_WORK REQUIRED_
Determine the count of lines holding the string "Москворечье". Return only the number.

_EXTRACTED INFORMATION_
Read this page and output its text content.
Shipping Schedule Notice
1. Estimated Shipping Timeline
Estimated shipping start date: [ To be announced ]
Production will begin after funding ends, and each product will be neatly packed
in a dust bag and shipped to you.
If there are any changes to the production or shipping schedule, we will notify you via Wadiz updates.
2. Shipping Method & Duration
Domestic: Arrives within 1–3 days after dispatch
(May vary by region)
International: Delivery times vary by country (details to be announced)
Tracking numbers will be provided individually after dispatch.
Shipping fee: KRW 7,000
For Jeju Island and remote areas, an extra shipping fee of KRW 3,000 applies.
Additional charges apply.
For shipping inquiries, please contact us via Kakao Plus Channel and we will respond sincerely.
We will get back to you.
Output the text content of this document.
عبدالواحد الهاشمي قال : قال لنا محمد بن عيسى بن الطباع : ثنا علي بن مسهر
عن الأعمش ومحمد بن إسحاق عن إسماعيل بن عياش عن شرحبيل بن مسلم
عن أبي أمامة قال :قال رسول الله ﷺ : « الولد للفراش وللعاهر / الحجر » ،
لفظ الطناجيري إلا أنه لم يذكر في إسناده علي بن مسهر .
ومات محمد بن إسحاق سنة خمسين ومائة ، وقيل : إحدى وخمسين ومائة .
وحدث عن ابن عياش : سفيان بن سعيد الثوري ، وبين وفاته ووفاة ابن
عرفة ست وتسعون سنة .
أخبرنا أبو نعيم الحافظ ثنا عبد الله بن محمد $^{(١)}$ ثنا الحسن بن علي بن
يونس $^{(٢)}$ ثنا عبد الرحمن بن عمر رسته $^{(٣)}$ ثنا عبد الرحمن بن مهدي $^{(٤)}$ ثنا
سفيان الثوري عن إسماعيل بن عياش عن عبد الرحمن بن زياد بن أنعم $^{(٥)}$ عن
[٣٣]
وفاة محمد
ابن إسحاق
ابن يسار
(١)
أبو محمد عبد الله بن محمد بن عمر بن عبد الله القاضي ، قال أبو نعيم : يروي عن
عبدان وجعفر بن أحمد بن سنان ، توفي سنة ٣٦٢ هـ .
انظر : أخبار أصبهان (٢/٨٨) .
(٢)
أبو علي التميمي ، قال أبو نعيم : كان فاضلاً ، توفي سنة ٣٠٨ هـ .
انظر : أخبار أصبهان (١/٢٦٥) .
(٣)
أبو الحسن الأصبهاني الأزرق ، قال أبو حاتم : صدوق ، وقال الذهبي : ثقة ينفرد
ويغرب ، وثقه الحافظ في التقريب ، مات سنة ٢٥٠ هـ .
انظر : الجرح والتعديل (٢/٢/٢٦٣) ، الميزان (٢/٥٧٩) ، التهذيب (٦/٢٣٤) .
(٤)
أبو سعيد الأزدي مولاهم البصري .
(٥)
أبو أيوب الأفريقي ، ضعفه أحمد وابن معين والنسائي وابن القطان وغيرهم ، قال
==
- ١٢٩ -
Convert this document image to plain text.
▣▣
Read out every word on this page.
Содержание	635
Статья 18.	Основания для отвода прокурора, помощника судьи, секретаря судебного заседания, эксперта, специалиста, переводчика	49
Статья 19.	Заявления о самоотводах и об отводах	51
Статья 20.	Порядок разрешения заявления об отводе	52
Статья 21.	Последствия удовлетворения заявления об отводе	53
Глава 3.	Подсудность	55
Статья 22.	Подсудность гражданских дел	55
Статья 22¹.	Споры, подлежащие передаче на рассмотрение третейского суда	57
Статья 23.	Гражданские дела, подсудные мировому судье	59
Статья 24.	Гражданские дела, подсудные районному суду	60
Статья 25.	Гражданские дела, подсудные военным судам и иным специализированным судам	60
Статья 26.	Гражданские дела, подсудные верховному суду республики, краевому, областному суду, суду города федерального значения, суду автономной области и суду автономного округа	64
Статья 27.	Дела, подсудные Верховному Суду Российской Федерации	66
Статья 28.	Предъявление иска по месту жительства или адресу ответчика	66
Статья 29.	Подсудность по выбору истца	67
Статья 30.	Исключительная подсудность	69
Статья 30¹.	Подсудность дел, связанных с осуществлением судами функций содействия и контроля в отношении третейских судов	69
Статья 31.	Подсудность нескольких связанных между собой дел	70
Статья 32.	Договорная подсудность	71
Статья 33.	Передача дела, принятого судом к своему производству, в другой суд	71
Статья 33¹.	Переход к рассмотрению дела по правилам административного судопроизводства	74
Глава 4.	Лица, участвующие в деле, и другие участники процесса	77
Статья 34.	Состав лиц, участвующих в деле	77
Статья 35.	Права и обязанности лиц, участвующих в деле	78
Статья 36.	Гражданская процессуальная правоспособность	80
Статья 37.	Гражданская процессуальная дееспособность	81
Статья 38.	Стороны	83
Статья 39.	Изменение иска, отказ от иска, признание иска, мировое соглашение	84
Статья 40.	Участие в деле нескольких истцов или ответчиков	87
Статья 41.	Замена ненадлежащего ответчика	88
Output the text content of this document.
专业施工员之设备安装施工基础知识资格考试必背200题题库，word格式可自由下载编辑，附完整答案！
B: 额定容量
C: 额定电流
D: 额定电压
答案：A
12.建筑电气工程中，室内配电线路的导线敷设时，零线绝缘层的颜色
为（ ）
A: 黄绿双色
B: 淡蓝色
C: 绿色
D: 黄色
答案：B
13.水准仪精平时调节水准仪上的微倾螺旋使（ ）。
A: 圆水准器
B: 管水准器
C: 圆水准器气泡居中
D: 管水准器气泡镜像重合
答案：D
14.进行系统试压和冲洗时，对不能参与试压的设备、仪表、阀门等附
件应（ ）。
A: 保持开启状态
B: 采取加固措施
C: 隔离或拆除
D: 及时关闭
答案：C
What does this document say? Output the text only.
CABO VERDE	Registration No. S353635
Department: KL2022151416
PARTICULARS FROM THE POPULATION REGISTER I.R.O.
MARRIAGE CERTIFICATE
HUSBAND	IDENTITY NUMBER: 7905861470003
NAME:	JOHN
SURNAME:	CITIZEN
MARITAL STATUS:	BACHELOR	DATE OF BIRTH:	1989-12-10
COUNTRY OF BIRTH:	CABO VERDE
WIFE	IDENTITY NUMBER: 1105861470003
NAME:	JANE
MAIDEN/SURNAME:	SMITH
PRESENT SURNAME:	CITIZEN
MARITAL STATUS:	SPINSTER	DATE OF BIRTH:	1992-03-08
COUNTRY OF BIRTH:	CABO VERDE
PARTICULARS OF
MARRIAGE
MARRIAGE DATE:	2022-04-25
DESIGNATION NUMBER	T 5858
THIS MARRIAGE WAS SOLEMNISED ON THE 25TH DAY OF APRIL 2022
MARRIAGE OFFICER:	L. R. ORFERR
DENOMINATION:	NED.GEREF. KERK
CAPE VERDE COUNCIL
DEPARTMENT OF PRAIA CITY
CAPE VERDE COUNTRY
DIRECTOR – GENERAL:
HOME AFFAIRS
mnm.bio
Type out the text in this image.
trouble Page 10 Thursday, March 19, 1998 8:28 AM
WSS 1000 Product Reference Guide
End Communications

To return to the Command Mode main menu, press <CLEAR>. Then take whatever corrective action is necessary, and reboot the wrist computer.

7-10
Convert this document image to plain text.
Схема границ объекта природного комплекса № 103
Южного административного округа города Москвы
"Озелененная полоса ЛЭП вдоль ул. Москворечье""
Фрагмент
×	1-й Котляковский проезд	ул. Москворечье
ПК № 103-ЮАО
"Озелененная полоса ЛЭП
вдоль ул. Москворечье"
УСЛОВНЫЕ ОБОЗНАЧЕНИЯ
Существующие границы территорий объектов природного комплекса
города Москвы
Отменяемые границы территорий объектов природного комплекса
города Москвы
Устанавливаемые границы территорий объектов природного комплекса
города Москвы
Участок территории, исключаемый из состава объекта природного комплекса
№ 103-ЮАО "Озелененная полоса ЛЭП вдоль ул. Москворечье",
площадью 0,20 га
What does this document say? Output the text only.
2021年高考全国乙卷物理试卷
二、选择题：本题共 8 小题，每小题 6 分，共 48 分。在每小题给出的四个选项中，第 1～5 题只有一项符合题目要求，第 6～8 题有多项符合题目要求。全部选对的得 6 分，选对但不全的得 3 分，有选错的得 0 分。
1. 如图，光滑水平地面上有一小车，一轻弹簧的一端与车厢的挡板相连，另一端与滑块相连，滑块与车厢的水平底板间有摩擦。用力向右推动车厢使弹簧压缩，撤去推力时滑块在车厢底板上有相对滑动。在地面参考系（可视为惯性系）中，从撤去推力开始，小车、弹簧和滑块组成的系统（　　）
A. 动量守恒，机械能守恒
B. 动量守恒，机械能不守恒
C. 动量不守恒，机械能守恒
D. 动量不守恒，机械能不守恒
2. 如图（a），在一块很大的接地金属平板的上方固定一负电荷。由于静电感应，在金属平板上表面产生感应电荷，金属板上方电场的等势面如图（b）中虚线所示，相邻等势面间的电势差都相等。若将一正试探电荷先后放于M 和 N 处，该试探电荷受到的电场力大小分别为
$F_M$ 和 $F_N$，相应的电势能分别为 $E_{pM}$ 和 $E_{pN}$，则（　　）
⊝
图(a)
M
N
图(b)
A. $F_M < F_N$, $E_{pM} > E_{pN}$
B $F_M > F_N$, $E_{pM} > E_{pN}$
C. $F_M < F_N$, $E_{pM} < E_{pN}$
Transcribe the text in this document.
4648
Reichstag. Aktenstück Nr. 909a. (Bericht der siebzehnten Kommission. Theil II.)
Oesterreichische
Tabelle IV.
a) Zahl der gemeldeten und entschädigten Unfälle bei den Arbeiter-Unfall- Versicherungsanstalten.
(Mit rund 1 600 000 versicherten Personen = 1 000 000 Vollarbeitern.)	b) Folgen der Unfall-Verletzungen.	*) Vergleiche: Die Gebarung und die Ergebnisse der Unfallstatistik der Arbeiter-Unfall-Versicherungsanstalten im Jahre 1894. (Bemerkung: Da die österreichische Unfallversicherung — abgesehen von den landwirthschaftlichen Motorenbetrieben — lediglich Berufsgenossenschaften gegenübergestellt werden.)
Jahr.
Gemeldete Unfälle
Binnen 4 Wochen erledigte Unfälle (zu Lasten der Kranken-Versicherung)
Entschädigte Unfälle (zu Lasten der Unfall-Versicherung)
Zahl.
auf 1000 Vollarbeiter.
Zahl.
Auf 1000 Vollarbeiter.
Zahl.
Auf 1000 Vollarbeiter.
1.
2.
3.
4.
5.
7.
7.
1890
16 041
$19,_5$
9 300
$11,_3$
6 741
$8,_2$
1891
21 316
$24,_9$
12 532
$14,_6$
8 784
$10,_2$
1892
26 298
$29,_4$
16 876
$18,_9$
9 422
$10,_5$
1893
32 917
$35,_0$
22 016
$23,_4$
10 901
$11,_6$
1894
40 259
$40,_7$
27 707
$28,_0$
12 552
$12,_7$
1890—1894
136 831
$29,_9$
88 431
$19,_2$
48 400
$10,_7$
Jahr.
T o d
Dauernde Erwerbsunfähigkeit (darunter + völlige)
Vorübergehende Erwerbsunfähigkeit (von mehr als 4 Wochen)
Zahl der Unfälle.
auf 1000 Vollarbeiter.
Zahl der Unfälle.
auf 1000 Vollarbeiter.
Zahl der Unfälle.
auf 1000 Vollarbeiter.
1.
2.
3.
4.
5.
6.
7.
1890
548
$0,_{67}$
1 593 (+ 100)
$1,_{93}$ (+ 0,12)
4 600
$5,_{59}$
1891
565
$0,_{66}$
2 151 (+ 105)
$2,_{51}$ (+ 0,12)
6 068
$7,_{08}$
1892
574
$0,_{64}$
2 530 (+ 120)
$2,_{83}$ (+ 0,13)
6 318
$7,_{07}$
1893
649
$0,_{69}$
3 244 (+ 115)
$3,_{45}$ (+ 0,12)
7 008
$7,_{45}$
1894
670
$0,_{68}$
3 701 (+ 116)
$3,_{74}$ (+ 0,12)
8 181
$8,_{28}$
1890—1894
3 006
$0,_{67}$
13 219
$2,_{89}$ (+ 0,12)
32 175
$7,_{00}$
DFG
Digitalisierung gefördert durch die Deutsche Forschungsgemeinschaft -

_EXERCISE OUTPUT_
4